Aim: Give the number of lines that contain the string "Retrieving", please, and nothing else.
### Dataset extract ###
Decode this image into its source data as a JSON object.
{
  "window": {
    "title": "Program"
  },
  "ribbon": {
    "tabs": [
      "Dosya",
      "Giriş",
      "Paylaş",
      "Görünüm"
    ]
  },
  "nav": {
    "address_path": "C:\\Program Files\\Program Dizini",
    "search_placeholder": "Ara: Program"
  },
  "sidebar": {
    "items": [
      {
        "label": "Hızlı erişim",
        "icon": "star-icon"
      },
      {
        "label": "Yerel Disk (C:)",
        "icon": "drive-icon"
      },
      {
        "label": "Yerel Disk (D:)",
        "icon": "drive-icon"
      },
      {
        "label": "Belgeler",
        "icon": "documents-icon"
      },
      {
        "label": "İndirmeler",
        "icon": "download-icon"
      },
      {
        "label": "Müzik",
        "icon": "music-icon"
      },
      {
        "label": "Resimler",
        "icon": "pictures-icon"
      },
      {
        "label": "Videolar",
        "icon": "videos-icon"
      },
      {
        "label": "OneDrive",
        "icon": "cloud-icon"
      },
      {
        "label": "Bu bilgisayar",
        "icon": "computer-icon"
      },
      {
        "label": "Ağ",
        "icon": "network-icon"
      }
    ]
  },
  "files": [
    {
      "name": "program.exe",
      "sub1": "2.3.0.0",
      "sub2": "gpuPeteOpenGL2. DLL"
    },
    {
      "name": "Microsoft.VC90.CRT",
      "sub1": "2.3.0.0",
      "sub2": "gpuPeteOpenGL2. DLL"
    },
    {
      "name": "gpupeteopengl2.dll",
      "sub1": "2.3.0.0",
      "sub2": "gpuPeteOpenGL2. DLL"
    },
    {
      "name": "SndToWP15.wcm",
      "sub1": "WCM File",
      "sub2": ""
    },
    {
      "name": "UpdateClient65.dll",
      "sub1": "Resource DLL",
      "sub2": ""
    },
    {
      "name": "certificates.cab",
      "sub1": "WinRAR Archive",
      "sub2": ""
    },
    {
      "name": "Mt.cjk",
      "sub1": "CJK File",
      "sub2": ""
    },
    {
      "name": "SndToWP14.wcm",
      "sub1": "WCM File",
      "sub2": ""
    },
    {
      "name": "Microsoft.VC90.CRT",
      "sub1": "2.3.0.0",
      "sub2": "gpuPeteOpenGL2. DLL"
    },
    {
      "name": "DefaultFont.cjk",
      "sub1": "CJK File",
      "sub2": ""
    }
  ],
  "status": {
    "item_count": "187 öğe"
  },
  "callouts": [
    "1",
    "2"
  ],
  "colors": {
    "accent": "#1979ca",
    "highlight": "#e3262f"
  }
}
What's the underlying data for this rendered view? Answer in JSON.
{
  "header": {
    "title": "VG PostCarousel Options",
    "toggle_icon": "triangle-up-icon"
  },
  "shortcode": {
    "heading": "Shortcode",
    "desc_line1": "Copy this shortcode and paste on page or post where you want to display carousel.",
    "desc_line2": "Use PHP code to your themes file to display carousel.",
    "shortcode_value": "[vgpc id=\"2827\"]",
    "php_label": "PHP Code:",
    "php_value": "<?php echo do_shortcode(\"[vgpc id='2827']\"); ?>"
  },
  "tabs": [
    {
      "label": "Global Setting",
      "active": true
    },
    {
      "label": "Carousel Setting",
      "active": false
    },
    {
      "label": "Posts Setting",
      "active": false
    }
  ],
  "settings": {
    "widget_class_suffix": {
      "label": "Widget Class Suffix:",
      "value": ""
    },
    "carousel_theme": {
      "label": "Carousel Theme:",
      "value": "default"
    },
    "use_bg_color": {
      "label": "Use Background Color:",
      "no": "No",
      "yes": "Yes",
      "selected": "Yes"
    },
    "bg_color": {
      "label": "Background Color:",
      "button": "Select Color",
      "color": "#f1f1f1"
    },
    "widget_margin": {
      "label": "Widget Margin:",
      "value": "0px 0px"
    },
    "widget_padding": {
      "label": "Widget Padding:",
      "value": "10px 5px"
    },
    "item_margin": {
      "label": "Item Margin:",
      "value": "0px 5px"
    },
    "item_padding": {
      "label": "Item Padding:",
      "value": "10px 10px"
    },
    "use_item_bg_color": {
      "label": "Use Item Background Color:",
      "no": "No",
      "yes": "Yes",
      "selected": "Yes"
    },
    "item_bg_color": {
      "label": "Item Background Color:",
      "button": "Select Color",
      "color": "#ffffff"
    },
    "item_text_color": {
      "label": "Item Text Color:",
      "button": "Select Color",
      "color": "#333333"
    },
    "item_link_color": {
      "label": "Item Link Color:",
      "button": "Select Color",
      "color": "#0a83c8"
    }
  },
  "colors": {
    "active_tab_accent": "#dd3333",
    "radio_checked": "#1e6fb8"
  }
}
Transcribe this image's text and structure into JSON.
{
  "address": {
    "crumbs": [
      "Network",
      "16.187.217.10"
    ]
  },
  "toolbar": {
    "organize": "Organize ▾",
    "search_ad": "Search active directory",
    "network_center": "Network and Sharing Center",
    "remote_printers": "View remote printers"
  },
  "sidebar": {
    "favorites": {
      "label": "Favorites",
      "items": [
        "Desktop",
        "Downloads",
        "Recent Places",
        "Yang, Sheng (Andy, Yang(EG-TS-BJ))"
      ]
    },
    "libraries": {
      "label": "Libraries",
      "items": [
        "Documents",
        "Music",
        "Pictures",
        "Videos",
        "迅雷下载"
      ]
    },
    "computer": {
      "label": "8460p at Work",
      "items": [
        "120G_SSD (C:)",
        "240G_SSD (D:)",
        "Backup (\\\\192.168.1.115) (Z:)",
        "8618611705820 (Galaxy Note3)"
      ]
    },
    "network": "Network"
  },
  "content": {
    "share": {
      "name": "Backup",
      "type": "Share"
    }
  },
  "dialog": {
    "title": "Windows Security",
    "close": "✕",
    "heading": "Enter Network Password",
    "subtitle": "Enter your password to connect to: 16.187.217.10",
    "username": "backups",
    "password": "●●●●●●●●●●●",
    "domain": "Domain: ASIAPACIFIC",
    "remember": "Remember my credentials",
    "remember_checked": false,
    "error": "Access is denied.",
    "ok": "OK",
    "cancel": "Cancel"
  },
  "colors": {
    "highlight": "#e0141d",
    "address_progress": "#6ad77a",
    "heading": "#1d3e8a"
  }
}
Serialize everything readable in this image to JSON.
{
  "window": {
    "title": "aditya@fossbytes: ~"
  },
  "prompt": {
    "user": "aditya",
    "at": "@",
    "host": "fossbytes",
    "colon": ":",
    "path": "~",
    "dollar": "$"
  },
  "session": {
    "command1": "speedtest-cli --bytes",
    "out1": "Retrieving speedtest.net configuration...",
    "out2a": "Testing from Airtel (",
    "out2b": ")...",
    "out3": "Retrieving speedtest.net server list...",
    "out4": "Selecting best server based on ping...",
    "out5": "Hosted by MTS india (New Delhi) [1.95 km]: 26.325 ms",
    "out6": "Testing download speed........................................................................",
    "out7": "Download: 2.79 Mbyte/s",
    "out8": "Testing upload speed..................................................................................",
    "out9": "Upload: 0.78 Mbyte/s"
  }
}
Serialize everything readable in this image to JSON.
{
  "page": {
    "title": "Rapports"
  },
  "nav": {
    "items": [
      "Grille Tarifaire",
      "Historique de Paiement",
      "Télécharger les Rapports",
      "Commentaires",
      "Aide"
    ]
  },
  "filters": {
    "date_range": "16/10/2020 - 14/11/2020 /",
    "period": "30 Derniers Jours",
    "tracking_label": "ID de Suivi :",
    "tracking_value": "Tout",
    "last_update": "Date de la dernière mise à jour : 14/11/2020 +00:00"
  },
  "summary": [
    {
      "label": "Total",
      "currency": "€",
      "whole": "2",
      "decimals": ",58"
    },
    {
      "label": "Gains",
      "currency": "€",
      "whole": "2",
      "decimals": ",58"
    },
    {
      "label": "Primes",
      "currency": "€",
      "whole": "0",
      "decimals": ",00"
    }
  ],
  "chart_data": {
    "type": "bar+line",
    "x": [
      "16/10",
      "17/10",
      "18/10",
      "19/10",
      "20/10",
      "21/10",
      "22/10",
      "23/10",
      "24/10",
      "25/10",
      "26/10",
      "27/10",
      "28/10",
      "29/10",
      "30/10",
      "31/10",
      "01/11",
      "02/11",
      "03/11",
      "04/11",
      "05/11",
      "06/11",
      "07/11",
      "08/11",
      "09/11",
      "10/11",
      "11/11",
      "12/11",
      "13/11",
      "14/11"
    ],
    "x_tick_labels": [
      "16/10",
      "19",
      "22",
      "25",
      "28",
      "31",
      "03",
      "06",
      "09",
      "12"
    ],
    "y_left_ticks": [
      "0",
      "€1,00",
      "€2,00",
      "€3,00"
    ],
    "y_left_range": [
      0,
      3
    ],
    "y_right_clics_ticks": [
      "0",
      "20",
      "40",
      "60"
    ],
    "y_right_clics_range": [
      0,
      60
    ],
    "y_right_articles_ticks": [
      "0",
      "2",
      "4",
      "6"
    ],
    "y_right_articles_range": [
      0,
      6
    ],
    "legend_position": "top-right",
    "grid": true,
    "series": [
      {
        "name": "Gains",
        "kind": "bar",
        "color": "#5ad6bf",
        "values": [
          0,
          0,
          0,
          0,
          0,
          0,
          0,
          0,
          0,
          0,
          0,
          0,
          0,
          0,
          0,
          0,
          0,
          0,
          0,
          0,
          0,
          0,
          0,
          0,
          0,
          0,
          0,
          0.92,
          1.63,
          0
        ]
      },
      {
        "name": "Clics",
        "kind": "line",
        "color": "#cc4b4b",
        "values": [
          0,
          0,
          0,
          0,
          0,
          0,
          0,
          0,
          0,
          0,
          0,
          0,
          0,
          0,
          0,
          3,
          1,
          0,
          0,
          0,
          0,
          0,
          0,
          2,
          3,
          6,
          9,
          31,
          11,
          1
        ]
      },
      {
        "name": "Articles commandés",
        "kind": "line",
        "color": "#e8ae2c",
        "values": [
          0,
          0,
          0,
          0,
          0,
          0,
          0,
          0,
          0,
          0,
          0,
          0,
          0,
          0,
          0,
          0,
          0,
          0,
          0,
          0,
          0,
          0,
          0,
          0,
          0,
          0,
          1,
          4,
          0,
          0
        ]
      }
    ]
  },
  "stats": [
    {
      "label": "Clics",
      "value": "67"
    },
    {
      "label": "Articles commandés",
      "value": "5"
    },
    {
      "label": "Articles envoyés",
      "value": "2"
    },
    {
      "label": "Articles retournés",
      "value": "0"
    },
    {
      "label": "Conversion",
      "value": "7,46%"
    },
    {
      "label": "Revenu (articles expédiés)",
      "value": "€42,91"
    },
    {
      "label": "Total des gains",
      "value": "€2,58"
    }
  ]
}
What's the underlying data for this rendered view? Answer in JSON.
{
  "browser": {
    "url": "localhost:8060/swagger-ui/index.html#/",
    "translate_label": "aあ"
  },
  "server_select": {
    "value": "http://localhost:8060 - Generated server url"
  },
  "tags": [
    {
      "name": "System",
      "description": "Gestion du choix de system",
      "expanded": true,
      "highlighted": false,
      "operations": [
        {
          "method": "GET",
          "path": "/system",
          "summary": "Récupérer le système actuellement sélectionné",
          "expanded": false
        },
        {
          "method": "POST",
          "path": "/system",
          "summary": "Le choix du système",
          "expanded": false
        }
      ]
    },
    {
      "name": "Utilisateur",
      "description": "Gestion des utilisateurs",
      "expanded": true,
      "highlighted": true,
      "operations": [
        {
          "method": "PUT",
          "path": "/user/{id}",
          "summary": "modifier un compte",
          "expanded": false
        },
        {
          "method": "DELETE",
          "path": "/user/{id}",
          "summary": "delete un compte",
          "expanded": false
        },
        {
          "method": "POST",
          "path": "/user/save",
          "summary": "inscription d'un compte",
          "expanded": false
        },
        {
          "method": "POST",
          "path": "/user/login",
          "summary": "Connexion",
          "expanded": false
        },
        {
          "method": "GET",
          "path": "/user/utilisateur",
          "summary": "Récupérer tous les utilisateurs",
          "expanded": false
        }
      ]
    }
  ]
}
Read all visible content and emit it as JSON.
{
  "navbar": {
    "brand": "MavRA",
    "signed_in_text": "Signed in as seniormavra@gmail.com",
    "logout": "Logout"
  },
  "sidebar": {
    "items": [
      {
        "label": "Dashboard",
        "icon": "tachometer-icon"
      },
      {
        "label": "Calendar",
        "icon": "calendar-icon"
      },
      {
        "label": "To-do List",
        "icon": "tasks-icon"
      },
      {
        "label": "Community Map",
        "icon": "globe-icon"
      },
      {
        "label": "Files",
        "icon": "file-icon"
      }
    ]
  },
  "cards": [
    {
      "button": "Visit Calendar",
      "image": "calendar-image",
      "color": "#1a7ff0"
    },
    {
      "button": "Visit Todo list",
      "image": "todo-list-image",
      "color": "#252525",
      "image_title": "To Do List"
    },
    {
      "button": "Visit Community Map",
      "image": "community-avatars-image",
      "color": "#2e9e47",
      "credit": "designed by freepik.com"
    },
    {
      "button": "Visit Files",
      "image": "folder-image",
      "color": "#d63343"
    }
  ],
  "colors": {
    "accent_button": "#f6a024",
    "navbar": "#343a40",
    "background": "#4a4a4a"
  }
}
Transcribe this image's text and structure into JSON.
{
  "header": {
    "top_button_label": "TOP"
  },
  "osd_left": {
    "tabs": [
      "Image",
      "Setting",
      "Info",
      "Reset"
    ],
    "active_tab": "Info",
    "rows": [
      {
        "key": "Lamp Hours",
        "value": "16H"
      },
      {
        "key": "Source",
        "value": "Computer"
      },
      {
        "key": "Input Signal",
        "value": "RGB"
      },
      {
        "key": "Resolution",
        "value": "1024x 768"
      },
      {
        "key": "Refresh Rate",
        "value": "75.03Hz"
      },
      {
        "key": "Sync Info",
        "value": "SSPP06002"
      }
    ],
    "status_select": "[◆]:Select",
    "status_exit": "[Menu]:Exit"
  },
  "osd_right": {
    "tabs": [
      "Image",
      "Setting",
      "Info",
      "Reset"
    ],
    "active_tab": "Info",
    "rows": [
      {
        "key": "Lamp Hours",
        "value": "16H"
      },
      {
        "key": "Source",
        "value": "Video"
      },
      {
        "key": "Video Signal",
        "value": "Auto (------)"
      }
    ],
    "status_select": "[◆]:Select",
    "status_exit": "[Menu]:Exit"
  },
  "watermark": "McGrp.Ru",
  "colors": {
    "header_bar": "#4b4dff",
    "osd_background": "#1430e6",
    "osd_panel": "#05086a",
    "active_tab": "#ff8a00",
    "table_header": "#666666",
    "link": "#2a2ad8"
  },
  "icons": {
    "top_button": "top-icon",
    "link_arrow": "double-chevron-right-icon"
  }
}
###
Final result: 2